** begin EXTRACTED INFORMATION **

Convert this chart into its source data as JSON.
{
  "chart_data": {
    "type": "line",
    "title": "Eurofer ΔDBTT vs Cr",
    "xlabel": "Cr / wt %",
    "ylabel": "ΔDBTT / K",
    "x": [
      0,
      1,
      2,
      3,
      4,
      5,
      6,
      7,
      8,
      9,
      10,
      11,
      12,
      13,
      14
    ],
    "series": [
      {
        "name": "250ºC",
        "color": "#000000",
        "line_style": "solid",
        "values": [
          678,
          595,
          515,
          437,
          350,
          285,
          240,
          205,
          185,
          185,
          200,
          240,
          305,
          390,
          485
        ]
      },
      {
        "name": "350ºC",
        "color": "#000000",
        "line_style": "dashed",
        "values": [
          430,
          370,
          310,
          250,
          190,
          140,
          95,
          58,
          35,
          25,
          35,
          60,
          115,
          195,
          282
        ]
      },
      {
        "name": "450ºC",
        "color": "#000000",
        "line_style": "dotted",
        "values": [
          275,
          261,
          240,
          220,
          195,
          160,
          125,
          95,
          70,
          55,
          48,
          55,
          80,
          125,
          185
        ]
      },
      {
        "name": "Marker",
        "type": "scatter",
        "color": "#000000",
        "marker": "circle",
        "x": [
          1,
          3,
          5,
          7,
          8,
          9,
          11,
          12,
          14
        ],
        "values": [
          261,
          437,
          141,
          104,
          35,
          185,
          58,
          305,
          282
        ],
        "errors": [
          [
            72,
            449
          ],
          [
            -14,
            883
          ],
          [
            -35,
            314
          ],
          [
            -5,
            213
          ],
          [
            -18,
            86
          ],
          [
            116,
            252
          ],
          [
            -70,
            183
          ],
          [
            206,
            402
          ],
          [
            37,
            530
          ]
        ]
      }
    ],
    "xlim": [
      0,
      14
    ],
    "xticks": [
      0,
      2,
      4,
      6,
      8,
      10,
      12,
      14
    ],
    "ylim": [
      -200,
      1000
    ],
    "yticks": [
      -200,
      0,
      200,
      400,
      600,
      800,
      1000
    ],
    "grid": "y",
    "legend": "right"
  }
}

** end EXTRACTED INFORMATION **

Emit the full listing verbatim.

### [ANSWER TO THIS TASK]
Convert this chart into its source data as JSON.
{
  "chart_data": {
    "type": "line",
    "title": "Eurofer ΔDBTT vs Cr",
    "xlabel": "Cr / wt %",
    "ylabel": "ΔDBTT / K",
    "x": [
      0,
      1,
      2,
      3,
      4,
      5,
      6,
      7,
      8,
      9,
      10,
      11,
      12,
      13,
      14
    ],
    "series": [
      {
        "name": "250ºC",
        "color": "#000000",
        "line_style": "solid",
        "values": [
          678,
          595,
          515,
          437,
          350,
          285,
          240,
          205,
          185,
          185,
          200,
          240,
          305,
          390,
          485
        ]
      },
      {
        "name": "350ºC",
        "color": "#000000",
        "line_style": "dashed",
        "values": [
          430,
          370,
          310,
          250,
          190,
          140,
          95,
          58,
          35,
          25,
          35,
          60,
          115,
          195,
          282
        ]
      },
      {
        "name": "450ºC",
        "color": "#000000",
        "line_style": "dotted",
        "values": [
          275,
          261,
          240,
          220,
          195,
          160,
          125,
          95,
          70,
          55,
          48,
          55,
          80,
          125,
          185
        ]
      },
      {
        "name": "Marker",
        "type": "scatter",
        "color": "#000000",
        "marker": "circle",
        "x": [
          1,
          3,
          5,
          7,
          8,
          9,
          11,
          12,
          14
        ],
        "values": [
          261,
          437,
          141,
          104,
          35,
          185,
          58,
          305,
          282
        ],
        "errors": [
          [
            72,
            449
          ],
          [
            -14,
            883
          ],
          [
            -35,
            314
          ],
          [
            -5,
            213
          ],
          [
            -18,
            86
          ],
          [
            116,
            252
          ],
          [
            -70,
            183
          ],
          [
            206,
            402
          ],
          [
            37,
            530
          ]
        ]
      }
    ],
    "xlim": [
      0,
      14
    ],
    "xticks": [
      0,
      2,
      4,
      6,
      8,
      10,
      12,
      14
    ],
    "ylim": [
      -200,
      1000
    ],
    "yticks": [
      -200,
      0,
      200,
      400,
      600,
      800,
      1000
    ],
    "grid": "y",
    "legend": "right"
  }
}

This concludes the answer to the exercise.